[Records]
==============================

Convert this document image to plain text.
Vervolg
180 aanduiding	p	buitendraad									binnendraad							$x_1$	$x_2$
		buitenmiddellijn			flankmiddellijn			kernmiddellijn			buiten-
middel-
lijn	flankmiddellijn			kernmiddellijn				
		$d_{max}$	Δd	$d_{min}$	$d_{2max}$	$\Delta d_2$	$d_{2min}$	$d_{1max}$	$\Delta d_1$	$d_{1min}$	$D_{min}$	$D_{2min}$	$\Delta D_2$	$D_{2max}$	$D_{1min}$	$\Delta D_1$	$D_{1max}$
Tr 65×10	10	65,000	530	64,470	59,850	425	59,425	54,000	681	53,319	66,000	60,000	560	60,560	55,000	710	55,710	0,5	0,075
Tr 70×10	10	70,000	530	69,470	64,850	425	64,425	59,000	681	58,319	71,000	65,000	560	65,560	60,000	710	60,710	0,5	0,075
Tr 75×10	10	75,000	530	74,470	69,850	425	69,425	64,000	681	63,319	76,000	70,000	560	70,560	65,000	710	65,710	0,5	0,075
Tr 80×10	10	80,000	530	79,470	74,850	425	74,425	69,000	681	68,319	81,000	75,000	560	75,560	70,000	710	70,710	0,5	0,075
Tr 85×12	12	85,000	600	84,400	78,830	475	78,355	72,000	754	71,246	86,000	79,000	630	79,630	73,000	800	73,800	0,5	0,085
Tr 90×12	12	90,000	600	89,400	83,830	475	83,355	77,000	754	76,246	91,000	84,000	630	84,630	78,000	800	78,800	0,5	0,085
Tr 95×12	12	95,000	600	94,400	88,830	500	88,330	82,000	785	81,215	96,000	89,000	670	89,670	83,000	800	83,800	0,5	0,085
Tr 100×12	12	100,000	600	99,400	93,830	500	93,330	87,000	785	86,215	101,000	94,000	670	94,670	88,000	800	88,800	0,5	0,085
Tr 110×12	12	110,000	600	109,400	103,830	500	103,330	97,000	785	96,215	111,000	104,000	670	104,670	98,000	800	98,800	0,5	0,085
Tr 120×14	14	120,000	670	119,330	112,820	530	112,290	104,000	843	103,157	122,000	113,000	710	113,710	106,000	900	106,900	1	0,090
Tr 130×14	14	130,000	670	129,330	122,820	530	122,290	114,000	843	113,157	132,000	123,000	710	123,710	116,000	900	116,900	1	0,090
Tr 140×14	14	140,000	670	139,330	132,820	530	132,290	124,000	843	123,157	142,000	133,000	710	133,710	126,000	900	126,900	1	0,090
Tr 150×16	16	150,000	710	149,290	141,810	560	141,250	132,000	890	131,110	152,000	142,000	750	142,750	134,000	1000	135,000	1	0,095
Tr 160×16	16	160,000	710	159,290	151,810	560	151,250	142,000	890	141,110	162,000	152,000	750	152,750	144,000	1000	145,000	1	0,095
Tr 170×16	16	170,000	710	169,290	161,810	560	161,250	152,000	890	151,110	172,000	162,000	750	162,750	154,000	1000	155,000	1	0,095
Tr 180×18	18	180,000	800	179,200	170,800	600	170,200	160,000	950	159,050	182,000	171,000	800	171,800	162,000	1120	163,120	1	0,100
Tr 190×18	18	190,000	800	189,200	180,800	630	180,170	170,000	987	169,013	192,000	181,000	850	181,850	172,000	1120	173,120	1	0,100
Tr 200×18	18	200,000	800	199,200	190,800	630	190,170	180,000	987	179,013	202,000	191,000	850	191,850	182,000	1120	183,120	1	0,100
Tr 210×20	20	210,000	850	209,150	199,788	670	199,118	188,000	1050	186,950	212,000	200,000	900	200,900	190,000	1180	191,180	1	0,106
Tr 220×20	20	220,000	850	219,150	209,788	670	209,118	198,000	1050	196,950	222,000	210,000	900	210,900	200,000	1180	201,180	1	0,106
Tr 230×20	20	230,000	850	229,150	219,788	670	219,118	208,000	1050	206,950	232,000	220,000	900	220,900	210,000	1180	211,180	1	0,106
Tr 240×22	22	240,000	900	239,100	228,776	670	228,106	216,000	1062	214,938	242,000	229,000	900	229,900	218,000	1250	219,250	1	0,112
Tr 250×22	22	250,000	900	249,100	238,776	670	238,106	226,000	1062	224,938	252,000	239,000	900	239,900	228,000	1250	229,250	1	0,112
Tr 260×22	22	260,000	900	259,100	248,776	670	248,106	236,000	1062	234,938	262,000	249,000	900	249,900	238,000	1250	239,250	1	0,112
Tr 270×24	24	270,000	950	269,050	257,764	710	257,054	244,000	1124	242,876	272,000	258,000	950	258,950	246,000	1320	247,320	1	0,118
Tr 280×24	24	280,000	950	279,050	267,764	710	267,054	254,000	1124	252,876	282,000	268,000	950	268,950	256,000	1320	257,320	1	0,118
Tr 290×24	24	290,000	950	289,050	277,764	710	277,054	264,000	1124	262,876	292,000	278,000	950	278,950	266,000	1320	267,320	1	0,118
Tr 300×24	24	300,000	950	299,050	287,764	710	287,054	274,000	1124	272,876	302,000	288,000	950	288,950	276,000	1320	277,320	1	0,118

==============================

> **Exercise goal**:
Report only the count of lines that include the string "kernmiddellijn".

> **Finished answer**:
2